**EXCERPTED DATA**
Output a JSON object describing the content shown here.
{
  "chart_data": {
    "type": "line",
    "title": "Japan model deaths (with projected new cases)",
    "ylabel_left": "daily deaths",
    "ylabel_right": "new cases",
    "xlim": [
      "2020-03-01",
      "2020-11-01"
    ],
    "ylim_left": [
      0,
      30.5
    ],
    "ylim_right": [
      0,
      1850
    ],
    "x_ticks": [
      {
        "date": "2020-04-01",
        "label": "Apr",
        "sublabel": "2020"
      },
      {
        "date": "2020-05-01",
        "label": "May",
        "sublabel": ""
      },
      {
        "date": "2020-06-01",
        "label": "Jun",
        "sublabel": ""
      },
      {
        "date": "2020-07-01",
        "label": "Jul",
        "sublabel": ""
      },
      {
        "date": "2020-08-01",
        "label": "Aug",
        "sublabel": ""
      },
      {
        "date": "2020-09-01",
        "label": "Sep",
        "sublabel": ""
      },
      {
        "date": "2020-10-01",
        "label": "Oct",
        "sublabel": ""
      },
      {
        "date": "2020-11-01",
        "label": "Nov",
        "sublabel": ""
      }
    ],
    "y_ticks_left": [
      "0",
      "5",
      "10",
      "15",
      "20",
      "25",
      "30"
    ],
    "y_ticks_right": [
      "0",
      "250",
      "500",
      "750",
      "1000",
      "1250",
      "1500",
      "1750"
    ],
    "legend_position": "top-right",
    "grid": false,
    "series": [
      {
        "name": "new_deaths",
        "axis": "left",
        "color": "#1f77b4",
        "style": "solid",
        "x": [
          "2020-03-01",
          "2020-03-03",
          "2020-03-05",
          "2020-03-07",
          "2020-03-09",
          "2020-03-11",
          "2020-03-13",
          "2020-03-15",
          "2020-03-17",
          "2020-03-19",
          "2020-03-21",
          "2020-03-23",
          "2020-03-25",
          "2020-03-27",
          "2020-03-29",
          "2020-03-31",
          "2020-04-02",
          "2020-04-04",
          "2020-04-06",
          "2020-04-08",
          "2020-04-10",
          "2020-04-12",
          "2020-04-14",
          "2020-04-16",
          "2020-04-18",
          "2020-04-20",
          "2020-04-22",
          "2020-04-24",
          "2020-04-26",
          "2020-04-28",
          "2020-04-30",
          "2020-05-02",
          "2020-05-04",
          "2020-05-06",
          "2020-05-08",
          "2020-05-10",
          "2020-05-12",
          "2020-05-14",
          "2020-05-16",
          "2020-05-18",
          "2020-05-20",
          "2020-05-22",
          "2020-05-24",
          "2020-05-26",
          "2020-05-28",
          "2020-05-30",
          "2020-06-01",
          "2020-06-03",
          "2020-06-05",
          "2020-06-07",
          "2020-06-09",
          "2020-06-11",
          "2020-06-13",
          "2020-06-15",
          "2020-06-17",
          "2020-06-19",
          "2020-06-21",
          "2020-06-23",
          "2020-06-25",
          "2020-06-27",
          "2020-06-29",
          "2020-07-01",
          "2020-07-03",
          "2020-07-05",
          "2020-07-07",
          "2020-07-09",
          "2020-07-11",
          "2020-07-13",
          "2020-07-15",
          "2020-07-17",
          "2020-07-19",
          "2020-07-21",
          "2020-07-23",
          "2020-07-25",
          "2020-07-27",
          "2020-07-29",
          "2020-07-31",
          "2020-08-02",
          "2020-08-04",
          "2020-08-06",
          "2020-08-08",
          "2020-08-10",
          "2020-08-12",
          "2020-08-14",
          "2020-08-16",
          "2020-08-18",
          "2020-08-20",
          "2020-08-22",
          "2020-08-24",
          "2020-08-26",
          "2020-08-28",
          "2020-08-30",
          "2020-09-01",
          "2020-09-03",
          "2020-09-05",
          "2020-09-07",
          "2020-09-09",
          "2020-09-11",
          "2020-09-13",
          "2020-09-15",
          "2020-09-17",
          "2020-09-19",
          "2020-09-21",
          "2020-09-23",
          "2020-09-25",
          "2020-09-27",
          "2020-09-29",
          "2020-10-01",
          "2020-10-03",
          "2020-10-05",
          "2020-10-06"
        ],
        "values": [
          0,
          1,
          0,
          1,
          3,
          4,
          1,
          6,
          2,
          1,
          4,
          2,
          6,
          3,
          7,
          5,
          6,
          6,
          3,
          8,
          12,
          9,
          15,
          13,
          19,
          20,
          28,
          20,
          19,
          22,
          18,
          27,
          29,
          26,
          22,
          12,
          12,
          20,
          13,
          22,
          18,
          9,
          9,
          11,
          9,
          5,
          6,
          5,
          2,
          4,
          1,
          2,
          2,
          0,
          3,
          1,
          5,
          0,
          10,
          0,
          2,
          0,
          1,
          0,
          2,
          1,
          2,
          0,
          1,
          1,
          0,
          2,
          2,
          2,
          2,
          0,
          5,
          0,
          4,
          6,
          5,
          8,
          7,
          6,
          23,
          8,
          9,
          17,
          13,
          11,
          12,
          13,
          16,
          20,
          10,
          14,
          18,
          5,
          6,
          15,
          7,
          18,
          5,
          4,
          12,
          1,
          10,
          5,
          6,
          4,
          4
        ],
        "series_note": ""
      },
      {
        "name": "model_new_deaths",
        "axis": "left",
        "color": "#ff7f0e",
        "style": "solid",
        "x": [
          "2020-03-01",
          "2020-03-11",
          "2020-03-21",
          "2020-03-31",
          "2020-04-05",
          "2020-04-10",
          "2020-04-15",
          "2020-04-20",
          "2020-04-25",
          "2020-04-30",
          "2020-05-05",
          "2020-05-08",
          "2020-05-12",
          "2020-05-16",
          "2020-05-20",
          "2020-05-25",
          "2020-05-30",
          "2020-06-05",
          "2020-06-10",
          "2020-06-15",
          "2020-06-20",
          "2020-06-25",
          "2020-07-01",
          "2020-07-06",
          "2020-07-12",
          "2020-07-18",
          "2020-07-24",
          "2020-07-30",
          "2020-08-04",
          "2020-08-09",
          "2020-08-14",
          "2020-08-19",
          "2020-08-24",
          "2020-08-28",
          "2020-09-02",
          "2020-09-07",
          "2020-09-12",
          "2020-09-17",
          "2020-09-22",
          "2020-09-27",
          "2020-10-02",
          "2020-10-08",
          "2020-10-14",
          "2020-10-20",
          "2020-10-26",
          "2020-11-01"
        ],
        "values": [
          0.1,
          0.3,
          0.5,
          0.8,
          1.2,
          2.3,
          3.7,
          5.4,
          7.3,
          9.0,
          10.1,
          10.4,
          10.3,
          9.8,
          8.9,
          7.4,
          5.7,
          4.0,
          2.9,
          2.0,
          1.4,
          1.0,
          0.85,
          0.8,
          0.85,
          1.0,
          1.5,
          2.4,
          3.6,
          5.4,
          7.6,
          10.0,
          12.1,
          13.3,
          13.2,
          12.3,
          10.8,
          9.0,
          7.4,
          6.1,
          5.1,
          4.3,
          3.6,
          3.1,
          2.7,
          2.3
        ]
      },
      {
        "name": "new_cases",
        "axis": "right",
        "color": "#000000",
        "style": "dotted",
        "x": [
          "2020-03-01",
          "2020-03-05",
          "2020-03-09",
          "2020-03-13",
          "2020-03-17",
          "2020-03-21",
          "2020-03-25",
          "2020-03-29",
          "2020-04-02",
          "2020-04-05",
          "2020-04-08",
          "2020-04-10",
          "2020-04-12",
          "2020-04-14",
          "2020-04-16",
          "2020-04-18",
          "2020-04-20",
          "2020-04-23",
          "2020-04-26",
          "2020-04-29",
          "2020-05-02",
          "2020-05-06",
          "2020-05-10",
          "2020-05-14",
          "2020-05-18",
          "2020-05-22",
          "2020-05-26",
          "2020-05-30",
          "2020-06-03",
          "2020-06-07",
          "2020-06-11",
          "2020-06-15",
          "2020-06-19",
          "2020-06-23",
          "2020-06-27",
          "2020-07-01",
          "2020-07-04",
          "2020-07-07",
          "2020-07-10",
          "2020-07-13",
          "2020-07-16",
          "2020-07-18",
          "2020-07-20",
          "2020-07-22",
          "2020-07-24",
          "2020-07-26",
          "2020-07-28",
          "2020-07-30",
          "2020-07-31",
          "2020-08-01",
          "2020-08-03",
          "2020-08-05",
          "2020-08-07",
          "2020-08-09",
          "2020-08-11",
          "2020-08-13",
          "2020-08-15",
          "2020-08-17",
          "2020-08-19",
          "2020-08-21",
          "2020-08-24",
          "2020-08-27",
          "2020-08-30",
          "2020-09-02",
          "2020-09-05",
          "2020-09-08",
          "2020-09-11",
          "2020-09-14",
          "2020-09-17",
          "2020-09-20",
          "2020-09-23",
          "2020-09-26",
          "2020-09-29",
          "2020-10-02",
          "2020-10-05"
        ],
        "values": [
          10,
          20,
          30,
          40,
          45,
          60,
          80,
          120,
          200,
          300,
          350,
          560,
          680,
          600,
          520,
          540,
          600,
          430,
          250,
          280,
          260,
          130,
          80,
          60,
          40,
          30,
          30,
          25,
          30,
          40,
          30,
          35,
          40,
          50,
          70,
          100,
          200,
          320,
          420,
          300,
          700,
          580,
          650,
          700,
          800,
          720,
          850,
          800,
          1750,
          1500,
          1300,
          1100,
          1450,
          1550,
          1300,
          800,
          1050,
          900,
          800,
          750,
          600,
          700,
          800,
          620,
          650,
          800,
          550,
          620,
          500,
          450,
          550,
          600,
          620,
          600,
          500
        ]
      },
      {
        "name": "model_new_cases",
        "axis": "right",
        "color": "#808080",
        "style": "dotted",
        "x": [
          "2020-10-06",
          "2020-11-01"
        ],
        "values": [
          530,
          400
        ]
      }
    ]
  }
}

**TASK PROMPT**
Copy each line of the preceding data that contains the string "name".

**THE SOLUTION**
        "name": "new_deaths",
        "name": "model_new_deaths",
        "name": "new_cases",
        "name": "model_new_cases",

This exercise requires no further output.